▶ Task directions
Reproduce all of the listing below without alteration.

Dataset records
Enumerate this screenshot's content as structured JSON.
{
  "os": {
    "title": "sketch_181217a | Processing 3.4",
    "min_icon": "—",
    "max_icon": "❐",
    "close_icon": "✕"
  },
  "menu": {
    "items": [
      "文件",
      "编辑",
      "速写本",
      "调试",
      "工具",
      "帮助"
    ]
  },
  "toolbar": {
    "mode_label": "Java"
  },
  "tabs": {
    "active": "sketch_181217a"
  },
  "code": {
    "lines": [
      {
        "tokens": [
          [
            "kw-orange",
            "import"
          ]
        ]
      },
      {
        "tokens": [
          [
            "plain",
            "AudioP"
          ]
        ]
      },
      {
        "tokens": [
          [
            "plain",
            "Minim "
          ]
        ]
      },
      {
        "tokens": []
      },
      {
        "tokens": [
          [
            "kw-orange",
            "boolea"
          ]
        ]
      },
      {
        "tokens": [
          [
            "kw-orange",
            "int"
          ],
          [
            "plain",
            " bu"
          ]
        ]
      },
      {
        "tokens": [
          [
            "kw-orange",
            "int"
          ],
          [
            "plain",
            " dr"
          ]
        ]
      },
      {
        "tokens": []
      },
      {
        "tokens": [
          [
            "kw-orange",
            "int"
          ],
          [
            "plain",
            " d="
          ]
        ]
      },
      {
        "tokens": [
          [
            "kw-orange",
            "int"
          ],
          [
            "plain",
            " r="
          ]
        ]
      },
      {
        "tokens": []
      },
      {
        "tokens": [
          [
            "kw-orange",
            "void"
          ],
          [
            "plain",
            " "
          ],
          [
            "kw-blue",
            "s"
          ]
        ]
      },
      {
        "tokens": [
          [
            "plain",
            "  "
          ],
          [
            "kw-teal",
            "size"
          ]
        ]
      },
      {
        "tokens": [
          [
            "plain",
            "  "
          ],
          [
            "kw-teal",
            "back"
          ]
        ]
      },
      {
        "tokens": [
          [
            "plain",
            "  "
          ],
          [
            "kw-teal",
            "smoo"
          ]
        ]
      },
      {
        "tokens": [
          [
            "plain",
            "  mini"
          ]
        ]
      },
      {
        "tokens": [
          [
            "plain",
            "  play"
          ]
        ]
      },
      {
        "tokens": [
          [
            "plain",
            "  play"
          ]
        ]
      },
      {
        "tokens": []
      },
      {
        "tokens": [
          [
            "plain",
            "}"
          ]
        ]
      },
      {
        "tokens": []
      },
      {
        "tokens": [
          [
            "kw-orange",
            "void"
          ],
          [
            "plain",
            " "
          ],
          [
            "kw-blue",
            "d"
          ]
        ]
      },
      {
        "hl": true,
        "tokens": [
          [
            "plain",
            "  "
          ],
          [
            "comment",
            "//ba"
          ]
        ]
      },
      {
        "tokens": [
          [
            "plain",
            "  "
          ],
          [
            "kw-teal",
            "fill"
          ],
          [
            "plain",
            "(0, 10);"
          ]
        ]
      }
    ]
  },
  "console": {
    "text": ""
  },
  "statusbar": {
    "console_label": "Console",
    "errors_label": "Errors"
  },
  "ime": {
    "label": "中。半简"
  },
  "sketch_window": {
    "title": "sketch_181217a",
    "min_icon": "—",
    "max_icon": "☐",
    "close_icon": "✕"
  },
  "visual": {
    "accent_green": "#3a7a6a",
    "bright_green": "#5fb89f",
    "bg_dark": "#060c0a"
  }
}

▶ Written response
Enumerate this screenshot's content as structured JSON.
{
  "os": {
    "title": "sketch_181217a | Processing 3.4",
    "min_icon": "—",
    "max_icon": "❐",
    "close_icon": "✕"
  },
  "menu": {
    "items": [
      "文件",
      "编辑",
      "速写本",
      "调试",
      "工具",
      "帮助"
    ]
  },
  "toolbar": {
    "mode_label": "Java"
  },
  "tabs": {
    "active": "sketch_181217a"
  },
  "code": {
    "lines": [
      {
        "tokens": [
          [
            "kw-orange",
            "import"
          ]
        ]
      },
      {
        "tokens": [
          [
            "plain",
            "AudioP"
          ]
        ]
      },
      {
        "tokens": [
          [
            "plain",
            "Minim "
          ]
        ]
      },
      {
        "tokens": []
      },
      {
        "tokens": [
          [
            "kw-orange",
            "boolea"
          ]
        ]
      },
      {
        "tokens": [
          [
            "kw-orange",
            "int"
          ],
          [
            "plain",
            " bu"
          ]
        ]
      },
      {
        "tokens": [
          [
            "kw-orange",
            "int"
          ],
          [
            "plain",
            " dr"
          ]
        ]
      },
      {
        "tokens": []
      },
      {
        "tokens": [
          [
            "kw-orange",
            "int"
          ],
          [
            "plain",
            " d="
          ]
        ]
      },
      {
        "tokens": [
          [
            "kw-orange",
            "int"
          ],
          [
            "plain",
            " r="
          ]
        ]
      },
      {
        "tokens": []
      },
      {
        "tokens": [
          [
            "kw-orange",
            "void"
          ],
          [
            "plain",
            " "
          ],
          [
            "kw-blue",
            "s"
          ]
        ]
      },
      {
        "tokens": [
          [
            "plain",
            "  "
          ],
          [
            "kw-teal",
            "size"
          ]
        ]
      },
      {
        "tokens": [
          [
            "plain",
            "  "
          ],
          [
            "kw-teal",
            "back"
          ]
        ]
      },
      {
        "tokens": [
          [
            "plain",
            "  "
          ],
          [
            "kw-teal",
            "smoo"
          ]
        ]
      },
      {
        "tokens": [
          [
            "plain",
            "  mini"
          ]
        ]
      },
      {
        "tokens": [
          [
            "plain",
            "  play"
          ]
        ]
      },
      {
        "tokens": [
          [
            "plain",
            "  play"
          ]
        ]
      },
      {
        "tokens": []
      },
      {
        "tokens": [
          [
            "plain",
            "}"
          ]
        ]
      },
      {
        "tokens": []
      },
      {
        "tokens": [
          [
            "kw-orange",
            "void"
          ],
          [
            "plain",
            " "
          ],
          [
            "kw-blue",
            "d"
          ]
        ]
      },
      {
        "hl": true,
        "tokens": [
          [
            "plain",
            "  "
          ],
          [
            "comment",
            "//ba"
          ]
        ]
      },
      {
        "tokens": [
          [
            "plain",
            "  "
          ],
          [
            "kw-teal",
            "fill"
          ],
          [
            "plain",
            "(0, 10);"
          ]
        ]
      }
    ]
  },
  "console": {
    "text": ""
  },
  "statusbar": {
    "console_label": "Console",
    "errors_label": "Errors"
  },
  "ime": {
    "label": "中。半简"
  },
  "sketch_window": {
    "title": "sketch_181217a",
    "min_icon": "—",
    "max_icon": "☐",
    "close_icon": "✕"
  },
  "visual": {
    "accent_green": "#3a7a6a",
    "bright_green": "#5fb89f",
    "bg_dark": "#060c0a"
  }
}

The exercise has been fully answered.